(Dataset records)
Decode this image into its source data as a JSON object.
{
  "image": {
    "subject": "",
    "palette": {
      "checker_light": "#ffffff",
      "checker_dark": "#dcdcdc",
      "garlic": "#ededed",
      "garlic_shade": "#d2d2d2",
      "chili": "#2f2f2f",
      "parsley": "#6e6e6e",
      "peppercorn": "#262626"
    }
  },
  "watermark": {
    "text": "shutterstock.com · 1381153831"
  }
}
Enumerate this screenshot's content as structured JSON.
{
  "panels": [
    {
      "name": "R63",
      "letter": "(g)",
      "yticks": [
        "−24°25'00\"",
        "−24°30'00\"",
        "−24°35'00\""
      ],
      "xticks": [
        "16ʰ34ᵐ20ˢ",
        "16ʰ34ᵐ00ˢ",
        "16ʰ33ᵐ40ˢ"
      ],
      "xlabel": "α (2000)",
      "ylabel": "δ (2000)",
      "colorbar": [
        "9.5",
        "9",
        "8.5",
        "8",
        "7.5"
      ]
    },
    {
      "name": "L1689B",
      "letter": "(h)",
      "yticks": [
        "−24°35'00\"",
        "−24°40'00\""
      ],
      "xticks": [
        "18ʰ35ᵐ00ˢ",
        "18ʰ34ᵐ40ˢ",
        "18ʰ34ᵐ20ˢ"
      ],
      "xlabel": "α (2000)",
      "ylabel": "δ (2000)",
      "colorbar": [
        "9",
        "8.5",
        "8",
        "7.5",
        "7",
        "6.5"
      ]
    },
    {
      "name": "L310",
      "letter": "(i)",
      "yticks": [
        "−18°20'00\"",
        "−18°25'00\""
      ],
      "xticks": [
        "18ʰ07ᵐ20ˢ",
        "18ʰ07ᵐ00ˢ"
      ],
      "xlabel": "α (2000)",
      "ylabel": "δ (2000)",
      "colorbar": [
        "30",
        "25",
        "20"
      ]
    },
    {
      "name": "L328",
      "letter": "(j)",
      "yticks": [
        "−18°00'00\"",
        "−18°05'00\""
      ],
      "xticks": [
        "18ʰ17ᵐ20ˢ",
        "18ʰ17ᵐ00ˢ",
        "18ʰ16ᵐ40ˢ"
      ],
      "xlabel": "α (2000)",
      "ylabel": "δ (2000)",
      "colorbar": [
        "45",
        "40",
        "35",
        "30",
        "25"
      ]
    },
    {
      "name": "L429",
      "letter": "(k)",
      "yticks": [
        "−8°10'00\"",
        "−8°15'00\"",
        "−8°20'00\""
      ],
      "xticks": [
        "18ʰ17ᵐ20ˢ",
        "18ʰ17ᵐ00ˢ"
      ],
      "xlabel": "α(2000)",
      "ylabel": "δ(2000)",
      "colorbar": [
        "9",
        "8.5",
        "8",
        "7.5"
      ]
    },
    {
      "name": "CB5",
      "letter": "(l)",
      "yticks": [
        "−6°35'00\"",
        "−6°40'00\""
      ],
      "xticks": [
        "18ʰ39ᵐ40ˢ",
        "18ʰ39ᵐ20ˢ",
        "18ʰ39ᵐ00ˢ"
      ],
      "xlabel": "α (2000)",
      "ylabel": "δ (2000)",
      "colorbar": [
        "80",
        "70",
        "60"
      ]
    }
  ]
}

REQUIREMENTS :: Lines of the material that contain the word "image" are to be gathered.

FULL ANSWER ::
Decode this image into its source data as a JSON object.
  "image": {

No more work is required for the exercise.